Items from a data source
## begin

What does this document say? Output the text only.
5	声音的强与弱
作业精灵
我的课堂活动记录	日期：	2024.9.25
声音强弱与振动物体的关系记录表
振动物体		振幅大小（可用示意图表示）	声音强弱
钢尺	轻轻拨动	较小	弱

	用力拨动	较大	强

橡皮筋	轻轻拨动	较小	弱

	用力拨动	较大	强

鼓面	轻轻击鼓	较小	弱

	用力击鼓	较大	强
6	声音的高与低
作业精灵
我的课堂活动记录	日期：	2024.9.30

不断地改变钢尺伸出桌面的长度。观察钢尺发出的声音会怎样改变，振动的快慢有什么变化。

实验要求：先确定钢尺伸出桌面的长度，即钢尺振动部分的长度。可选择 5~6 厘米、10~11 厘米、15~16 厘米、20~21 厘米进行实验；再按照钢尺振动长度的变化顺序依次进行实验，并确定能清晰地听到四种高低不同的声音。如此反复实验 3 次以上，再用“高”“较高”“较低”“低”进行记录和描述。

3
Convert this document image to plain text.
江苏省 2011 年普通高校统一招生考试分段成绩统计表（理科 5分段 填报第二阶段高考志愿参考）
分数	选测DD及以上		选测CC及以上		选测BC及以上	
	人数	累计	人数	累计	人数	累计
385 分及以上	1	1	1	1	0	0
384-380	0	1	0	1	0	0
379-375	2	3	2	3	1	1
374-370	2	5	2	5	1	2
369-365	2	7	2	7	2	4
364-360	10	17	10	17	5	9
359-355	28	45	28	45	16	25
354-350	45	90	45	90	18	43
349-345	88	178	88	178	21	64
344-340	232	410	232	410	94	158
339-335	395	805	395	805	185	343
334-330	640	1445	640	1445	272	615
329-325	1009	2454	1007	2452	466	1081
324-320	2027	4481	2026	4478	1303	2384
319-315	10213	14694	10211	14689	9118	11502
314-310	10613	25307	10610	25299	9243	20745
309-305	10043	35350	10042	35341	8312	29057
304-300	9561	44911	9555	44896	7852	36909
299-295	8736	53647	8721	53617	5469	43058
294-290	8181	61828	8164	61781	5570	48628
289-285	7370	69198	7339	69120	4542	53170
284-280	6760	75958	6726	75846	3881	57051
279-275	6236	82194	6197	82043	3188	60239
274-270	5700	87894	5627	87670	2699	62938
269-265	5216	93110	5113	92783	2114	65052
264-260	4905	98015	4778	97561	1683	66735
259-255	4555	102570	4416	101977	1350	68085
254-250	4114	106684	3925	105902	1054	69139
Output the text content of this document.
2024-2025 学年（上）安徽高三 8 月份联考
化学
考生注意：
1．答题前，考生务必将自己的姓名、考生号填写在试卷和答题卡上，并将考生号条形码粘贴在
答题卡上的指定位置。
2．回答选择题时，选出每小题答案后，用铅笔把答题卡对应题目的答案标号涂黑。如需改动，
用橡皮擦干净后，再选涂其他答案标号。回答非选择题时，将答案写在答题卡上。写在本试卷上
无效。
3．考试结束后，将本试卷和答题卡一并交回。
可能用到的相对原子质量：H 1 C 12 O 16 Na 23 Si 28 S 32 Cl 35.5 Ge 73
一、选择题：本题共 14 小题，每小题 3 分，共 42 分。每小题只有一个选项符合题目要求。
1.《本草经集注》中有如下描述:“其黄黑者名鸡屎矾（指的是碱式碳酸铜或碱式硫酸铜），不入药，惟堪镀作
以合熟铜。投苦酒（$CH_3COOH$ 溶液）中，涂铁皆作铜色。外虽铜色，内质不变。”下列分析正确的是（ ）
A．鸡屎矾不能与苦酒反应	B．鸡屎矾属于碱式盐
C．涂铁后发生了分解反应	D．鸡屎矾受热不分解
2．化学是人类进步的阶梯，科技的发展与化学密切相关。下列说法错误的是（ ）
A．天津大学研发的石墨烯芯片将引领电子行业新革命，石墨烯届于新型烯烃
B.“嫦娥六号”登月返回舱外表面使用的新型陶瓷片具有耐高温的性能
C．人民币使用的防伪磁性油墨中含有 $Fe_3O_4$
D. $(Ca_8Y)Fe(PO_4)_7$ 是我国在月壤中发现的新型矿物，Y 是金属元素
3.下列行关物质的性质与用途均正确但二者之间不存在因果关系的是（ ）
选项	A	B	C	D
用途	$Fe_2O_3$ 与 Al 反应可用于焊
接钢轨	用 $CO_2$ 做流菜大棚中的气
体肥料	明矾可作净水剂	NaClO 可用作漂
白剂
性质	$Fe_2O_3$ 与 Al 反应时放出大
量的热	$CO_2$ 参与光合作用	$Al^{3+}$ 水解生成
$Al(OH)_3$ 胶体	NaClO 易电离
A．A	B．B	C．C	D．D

## end

- _STATED GOAL_: Using the material above, print every entry exactly as written.

- _RESULT OF THIS EXERCISE_:
What does this document say? Output the text only.
5	声音的强与弱
作业精灵
我的课堂活动记录	日期：	2024.9.25
声音强弱与振动物体的关系记录表
振动物体		振幅大小（可用示意图表示）	声音强弱
钢尺	轻轻拨动	较小	弱

	用力拨动	较大	强

橡皮筋	轻轻拨动	较小	弱

	用力拨动	较大	强

鼓面	轻轻击鼓	较小	弱

	用力击鼓	较大	强
6	声音的高与低
作业精灵
我的课堂活动记录	日期：	2024.9.30

不断地改变钢尺伸出桌面的长度。观察钢尺发出的声音会怎样改变，振动的快慢有什么变化。

实验要求：先确定钢尺伸出桌面的长度，即钢尺振动部分的长度。可选择 5~6 厘米、10~11 厘米、15~16 厘米、20~21 厘米进行实验；再按照钢尺振动长度的变化顺序依次进行实验，并确定能清晰地听到四种高低不同的声音。如此反复实验 3 次以上，再用“高”“较高”“较低”“低”进行记录和描述。

3
Convert this document image to plain text.
江苏省 2011 年普通高校统一招生考试分段成绩统计表（理科 5分段 填报第二阶段高考志愿参考）
分数	选测DD及以上		选测CC及以上		选测BC及以上	
	人数	累计	人数	累计	人数	累计
385 分及以上	1	1	1	1	0	0
384-380	0	1	0	1	0	0
379-375	2	3	2	3	1	1
374-370	2	5	2	5	1	2
369-365	2	7	2	7	2	4
364-360	10	17	10	17	5	9
359-355	28	45	28	45	16	25
354-350	45	90	45	90	18	43
349-345	88	178	88	178	21	64
344-340	232	410	232	410	94	158
339-335	395	805	395	805	185	343
334-330	640	1445	640	1445	272	615
329-325	1009	2454	1007	2452	466	1081
324-320	2027	4481	2026	4478	1303	2384
319-315	10213	14694	10211	14689	9118	11502
314-310	10613	25307	10610	25299	9243	20745
309-305	10043	35350	10042	35341	8312	29057
304-300	9561	44911	9555	44896	7852	36909
299-295	8736	53647	8721	53617	5469	43058
294-290	8181	61828	8164	61781	5570	48628
289-285	7370	69198	7339	69120	4542	53170
284-280	6760	75958	6726	75846	3881	57051
279-275	6236	82194	6197	82043	3188	60239
274-270	5700	87894	5627	87670	2699	62938
269-265	5216	93110	5113	92783	2114	65052
264-260	4905	98015	4778	97561	1683	66735
259-255	4555	102570	4416	101977	1350	68085
254-250	4114	106684	3925	105902	1054	69139
Output the text content of this document.
2024-2025 学年（上）安徽高三 8 月份联考
化学
考生注意：
1．答题前，考生务必将自己的姓名、考生号填写在试卷和答题卡上，并将考生号条形码粘贴在
答题卡上的指定位置。
2．回答选择题时，选出每小题答案后，用铅笔把答题卡对应题目的答案标号涂黑。如需改动，
用橡皮擦干净后，再选涂其他答案标号。回答非选择题时，将答案写在答题卡上。写在本试卷上
无效。
3．考试结束后，将本试卷和答题卡一并交回。
可能用到的相对原子质量：H 1 C 12 O 16 Na 23 Si 28 S 32 Cl 35.5 Ge 73
一、选择题：本题共 14 小题，每小题 3 分，共 42 分。每小题只有一个选项符合题目要求。
1.《本草经集注》中有如下描述:“其黄黑者名鸡屎矾（指的是碱式碳酸铜或碱式硫酸铜），不入药，惟堪镀作
以合熟铜。投苦酒（$CH_3COOH$ 溶液）中，涂铁皆作铜色。外虽铜色，内质不变。”下列分析正确的是（ ）
A．鸡屎矾不能与苦酒反应	B．鸡屎矾属于碱式盐
C．涂铁后发生了分解反应	D．鸡屎矾受热不分解
2．化学是人类进步的阶梯，科技的发展与化学密切相关。下列说法错误的是（ ）
A．天津大学研发的石墨烯芯片将引领电子行业新革命，石墨烯届于新型烯烃
B.“嫦娥六号”登月返回舱外表面使用的新型陶瓷片具有耐高温的性能
C．人民币使用的防伪磁性油墨中含有 $Fe_3O_4$
D. $(Ca_8Y)Fe(PO_4)_7$ 是我国在月壤中发现的新型矿物，Y 是金属元素
3.下列行关物质的性质与用途均正确但二者之间不存在因果关系的是（ ）
选项	A	B	C	D
用途	$Fe_2O_3$ 与 Al 反应可用于焊
接钢轨	用 $CO_2$ 做流菜大棚中的气
体肥料	明矾可作净水剂	NaClO 可用作漂
白剂
性质	$Fe_2O_3$ 与 Al 反应时放出大
量的热	$CO_2$ 参与光合作用	$Al^{3+}$ 水解生成
$Al(OH)_3$ 胶体	NaClO 易电离
A．A	B．B	C．C	D．D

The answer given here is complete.